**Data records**
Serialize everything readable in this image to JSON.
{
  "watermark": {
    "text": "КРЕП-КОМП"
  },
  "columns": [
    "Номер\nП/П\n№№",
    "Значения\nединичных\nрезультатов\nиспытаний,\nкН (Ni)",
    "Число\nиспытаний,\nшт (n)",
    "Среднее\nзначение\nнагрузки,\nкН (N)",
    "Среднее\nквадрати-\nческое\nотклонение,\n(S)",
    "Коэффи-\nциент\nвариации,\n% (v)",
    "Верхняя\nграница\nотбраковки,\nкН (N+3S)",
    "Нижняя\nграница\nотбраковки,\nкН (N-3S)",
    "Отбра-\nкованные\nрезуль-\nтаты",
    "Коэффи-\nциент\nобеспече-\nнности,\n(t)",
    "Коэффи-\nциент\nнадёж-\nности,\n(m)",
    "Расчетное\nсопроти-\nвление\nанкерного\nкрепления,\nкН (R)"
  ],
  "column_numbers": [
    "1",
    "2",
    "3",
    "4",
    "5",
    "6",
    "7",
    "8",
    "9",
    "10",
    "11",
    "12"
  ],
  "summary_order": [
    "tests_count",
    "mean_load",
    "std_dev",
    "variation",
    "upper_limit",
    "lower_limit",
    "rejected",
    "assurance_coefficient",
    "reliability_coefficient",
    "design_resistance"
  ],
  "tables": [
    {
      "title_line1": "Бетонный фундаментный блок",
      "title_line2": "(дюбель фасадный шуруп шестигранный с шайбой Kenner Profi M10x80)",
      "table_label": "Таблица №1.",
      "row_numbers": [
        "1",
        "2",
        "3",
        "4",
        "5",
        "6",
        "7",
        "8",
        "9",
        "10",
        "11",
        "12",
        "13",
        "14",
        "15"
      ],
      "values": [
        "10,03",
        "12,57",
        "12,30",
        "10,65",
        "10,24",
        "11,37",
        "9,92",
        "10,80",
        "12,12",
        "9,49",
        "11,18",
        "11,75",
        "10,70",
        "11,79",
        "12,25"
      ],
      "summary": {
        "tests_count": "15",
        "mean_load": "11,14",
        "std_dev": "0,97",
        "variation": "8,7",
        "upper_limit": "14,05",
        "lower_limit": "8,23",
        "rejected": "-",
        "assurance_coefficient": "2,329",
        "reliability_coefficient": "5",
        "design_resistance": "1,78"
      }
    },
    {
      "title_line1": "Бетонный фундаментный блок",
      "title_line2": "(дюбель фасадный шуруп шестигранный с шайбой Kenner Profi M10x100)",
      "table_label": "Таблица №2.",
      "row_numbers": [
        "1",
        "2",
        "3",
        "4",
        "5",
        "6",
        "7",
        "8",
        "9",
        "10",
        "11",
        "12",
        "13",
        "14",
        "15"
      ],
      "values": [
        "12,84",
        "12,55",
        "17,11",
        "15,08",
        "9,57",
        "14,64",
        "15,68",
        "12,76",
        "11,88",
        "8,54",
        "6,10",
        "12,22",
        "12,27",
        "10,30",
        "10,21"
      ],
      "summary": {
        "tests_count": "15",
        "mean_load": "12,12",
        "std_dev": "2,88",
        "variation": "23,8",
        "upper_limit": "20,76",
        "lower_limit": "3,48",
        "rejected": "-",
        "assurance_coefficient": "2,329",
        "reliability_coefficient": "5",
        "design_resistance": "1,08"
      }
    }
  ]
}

**Task objective**
Which lines contain "Kenner"? Copy each of them out.

**Reply to the exercise**
      "title_line2": "(дюбель фасадный шуруп шестигранный с шайбой Kenner Profi M10x80)",
      "title_line2": "(дюбель фасадный шуруп шестигранный с шайбой Kenner Profi M10x100)",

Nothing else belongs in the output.